(Data entries)
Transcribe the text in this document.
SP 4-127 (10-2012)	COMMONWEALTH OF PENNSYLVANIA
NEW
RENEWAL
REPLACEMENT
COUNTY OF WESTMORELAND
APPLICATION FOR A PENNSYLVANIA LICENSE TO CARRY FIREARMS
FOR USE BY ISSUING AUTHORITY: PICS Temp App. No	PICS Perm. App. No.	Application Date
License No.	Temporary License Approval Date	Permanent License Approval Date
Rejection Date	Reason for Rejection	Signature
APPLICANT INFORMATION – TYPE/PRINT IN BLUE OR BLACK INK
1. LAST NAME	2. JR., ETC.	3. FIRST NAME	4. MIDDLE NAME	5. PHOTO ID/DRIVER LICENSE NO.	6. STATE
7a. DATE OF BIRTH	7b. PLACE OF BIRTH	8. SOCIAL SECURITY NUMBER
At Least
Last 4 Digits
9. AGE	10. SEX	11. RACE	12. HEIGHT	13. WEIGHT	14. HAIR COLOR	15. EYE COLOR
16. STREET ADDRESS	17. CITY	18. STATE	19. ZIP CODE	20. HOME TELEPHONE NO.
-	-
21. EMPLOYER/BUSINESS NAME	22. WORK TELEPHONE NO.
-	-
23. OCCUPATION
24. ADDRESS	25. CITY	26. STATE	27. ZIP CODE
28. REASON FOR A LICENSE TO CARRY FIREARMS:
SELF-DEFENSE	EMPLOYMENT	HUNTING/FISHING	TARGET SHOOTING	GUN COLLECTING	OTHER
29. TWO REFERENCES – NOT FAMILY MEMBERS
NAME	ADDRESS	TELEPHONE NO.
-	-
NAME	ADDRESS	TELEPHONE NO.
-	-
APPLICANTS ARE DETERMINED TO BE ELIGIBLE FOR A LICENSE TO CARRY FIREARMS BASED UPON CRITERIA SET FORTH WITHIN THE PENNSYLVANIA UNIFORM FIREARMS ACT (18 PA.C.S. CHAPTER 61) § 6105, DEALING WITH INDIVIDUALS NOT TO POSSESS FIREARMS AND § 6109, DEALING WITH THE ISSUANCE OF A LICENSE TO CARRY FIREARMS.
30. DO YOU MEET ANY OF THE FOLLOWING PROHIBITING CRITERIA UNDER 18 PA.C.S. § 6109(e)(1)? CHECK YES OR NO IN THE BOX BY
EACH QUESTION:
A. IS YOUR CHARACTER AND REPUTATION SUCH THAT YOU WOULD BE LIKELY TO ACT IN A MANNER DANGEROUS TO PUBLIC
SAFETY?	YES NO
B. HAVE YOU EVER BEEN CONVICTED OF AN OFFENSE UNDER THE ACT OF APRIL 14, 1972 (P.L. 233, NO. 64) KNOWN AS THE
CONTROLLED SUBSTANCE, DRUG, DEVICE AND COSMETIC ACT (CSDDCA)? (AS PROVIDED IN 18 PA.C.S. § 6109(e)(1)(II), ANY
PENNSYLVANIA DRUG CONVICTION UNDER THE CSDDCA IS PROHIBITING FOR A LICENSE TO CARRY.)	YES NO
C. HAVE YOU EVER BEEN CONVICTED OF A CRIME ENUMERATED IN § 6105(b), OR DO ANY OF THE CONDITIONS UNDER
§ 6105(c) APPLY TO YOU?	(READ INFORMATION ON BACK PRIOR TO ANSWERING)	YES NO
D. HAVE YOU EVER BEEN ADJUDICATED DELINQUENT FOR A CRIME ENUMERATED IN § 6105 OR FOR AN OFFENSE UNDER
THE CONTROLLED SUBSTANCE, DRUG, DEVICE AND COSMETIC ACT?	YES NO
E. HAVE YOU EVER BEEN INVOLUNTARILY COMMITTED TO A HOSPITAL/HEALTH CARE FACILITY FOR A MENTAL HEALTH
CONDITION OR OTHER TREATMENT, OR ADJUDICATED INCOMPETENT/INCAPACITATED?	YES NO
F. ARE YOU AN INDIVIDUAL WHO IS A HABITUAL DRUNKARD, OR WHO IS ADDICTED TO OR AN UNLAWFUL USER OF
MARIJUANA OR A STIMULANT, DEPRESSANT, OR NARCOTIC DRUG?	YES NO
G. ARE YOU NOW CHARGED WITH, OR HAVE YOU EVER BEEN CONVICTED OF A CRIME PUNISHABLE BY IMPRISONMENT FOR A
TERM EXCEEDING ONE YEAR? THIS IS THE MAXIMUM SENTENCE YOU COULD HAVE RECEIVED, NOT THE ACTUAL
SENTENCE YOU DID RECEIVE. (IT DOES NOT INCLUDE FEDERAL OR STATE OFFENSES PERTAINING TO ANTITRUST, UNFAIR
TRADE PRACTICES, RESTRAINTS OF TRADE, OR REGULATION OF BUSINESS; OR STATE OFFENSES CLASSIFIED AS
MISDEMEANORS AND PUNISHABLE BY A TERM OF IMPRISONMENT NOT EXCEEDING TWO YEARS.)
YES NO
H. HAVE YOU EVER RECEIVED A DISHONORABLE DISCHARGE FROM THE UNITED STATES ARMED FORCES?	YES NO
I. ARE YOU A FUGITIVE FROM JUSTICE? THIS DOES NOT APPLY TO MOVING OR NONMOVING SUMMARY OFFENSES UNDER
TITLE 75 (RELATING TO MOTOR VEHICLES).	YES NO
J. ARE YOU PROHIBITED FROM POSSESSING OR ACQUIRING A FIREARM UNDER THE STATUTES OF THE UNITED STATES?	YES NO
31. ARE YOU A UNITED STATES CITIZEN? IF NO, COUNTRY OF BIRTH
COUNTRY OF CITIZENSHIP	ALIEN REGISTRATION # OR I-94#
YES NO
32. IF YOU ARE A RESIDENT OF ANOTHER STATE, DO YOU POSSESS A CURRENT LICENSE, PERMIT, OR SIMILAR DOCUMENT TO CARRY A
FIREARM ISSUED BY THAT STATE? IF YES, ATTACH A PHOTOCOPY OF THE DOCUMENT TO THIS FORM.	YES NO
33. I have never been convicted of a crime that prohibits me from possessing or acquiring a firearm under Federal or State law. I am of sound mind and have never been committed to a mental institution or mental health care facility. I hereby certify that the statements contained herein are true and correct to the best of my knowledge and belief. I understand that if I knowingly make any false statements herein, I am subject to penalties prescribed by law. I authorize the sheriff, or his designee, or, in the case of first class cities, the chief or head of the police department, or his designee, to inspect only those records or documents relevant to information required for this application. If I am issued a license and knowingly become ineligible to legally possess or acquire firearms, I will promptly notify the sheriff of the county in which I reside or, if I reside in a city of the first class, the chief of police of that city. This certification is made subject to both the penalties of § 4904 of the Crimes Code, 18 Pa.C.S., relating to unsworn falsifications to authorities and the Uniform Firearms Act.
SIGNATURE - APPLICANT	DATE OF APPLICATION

→ Task brief:
Reproduce all of the entries word for word.

→ Answer to this task:
Transcribe the text in this document.
SP 4-127 (10-2012)	COMMONWEALTH OF PENNSYLVANIA
NEW
RENEWAL
REPLACEMENT
COUNTY OF WESTMORELAND
APPLICATION FOR A PENNSYLVANIA LICENSE TO CARRY FIREARMS
FOR USE BY ISSUING AUTHORITY: PICS Temp App. No	PICS Perm. App. No.	Application Date
License No.	Temporary License Approval Date	Permanent License Approval Date
Rejection Date	Reason for Rejection	Signature
APPLICANT INFORMATION – TYPE/PRINT IN BLUE OR BLACK INK
1. LAST NAME	2. JR., ETC.	3. FIRST NAME	4. MIDDLE NAME	5. PHOTO ID/DRIVER LICENSE NO.	6. STATE
7a. DATE OF BIRTH	7b. PLACE OF BIRTH	8. SOCIAL SECURITY NUMBER
At Least
Last 4 Digits
9. AGE	10. SEX	11. RACE	12. HEIGHT	13. WEIGHT	14. HAIR COLOR	15. EYE COLOR
16. STREET ADDRESS	17. CITY	18. STATE	19. ZIP CODE	20. HOME TELEPHONE NO.
-	-
21. EMPLOYER/BUSINESS NAME	22. WORK TELEPHONE NO.
-	-
23. OCCUPATION
24. ADDRESS	25. CITY	26. STATE	27. ZIP CODE
28. REASON FOR A LICENSE TO CARRY FIREARMS:
SELF-DEFENSE	EMPLOYMENT	HUNTING/FISHING	TARGET SHOOTING	GUN COLLECTING	OTHER
29. TWO REFERENCES – NOT FAMILY MEMBERS
NAME	ADDRESS	TELEPHONE NO.
-	-
NAME	ADDRESS	TELEPHONE NO.
-	-
APPLICANTS ARE DETERMINED TO BE ELIGIBLE FOR A LICENSE TO CARRY FIREARMS BASED UPON CRITERIA SET FORTH WITHIN THE PENNSYLVANIA UNIFORM FIREARMS ACT (18 PA.C.S. CHAPTER 61) § 6105, DEALING WITH INDIVIDUALS NOT TO POSSESS FIREARMS AND § 6109, DEALING WITH THE ISSUANCE OF A LICENSE TO CARRY FIREARMS.
30. DO YOU MEET ANY OF THE FOLLOWING PROHIBITING CRITERIA UNDER 18 PA.C.S. § 6109(e)(1)? CHECK YES OR NO IN THE BOX BY
EACH QUESTION:
A. IS YOUR CHARACTER AND REPUTATION SUCH THAT YOU WOULD BE LIKELY TO ACT IN A MANNER DANGEROUS TO PUBLIC
SAFETY?	YES NO
B. HAVE YOU EVER BEEN CONVICTED OF AN OFFENSE UNDER THE ACT OF APRIL 14, 1972 (P.L. 233, NO. 64) KNOWN AS THE
CONTROLLED SUBSTANCE, DRUG, DEVICE AND COSMETIC ACT (CSDDCA)? (AS PROVIDED IN 18 PA.C.S. § 6109(e)(1)(II), ANY
PENNSYLVANIA DRUG CONVICTION UNDER THE CSDDCA IS PROHIBITING FOR A LICENSE TO CARRY.)	YES NO
C. HAVE YOU EVER BEEN CONVICTED OF A CRIME ENUMERATED IN § 6105(b), OR DO ANY OF THE CONDITIONS UNDER
§ 6105(c) APPLY TO YOU?	(READ INFORMATION ON BACK PRIOR TO ANSWERING)	YES NO
D. HAVE YOU EVER BEEN ADJUDICATED DELINQUENT FOR A CRIME ENUMERATED IN § 6105 OR FOR AN OFFENSE UNDER
THE CONTROLLED SUBSTANCE, DRUG, DEVICE AND COSMETIC ACT?	YES NO
E. HAVE YOU EVER BEEN INVOLUNTARILY COMMITTED TO A HOSPITAL/HEALTH CARE FACILITY FOR A MENTAL HEALTH
CONDITION OR OTHER TREATMENT, OR ADJUDICATED INCOMPETENT/INCAPACITATED?	YES NO
F. ARE YOU AN INDIVIDUAL WHO IS A HABITUAL DRUNKARD, OR WHO IS ADDICTED TO OR AN UNLAWFUL USER OF
MARIJUANA OR A STIMULANT, DEPRESSANT, OR NARCOTIC DRUG?	YES NO
G. ARE YOU NOW CHARGED WITH, OR HAVE YOU EVER BEEN CONVICTED OF A CRIME PUNISHABLE BY IMPRISONMENT FOR A
TERM EXCEEDING ONE YEAR? THIS IS THE MAXIMUM SENTENCE YOU COULD HAVE RECEIVED, NOT THE ACTUAL
SENTENCE YOU DID RECEIVE. (IT DOES NOT INCLUDE FEDERAL OR STATE OFFENSES PERTAINING TO ANTITRUST, UNFAIR
TRADE PRACTICES, RESTRAINTS OF TRADE, OR REGULATION OF BUSINESS; OR STATE OFFENSES CLASSIFIED AS
MISDEMEANORS AND PUNISHABLE BY A TERM OF IMPRISONMENT NOT EXCEEDING TWO YEARS.)
YES NO
H. HAVE YOU EVER RECEIVED A DISHONORABLE DISCHARGE FROM THE UNITED STATES ARMED FORCES?	YES NO
I. ARE YOU A FUGITIVE FROM JUSTICE? THIS DOES NOT APPLY TO MOVING OR NONMOVING SUMMARY OFFENSES UNDER
TITLE 75 (RELATING TO MOTOR VEHICLES).	YES NO
J. ARE YOU PROHIBITED FROM POSSESSING OR ACQUIRING A FIREARM UNDER THE STATUTES OF THE UNITED STATES?	YES NO
31. ARE YOU A UNITED STATES CITIZEN? IF NO, COUNTRY OF BIRTH
COUNTRY OF CITIZENSHIP	ALIEN REGISTRATION # OR I-94#
YES NO
32. IF YOU ARE A RESIDENT OF ANOTHER STATE, DO YOU POSSESS A CURRENT LICENSE, PERMIT, OR SIMILAR DOCUMENT TO CARRY A
FIREARM ISSUED BY THAT STATE? IF YES, ATTACH A PHOTOCOPY OF THE DOCUMENT TO THIS FORM.	YES NO
33. I have never been convicted of a crime that prohibits me from possessing or acquiring a firearm under Federal or State law. I am of sound mind and have never been committed to a mental institution or mental health care facility. I hereby certify that the statements contained herein are true and correct to the best of my knowledge and belief. I understand that if I knowingly make any false statements herein, I am subject to penalties prescribed by law. I authorize the sheriff, or his designee, or, in the case of first class cities, the chief or head of the police department, or his designee, to inspect only those records or documents relevant to information required for this application. If I am issued a license and knowingly become ineligible to legally possess or acquire firearms, I will promptly notify the sheriff of the county in which I reside or, if I reside in a city of the first class, the chief of police of that city. This certification is made subject to both the penalties of § 4904 of the Crimes Code, 18 Pa.C.S., relating to unsworn falsifications to authorities and the Uniform Firearms Act.
SIGNATURE - APPLICANT	DATE OF APPLICATION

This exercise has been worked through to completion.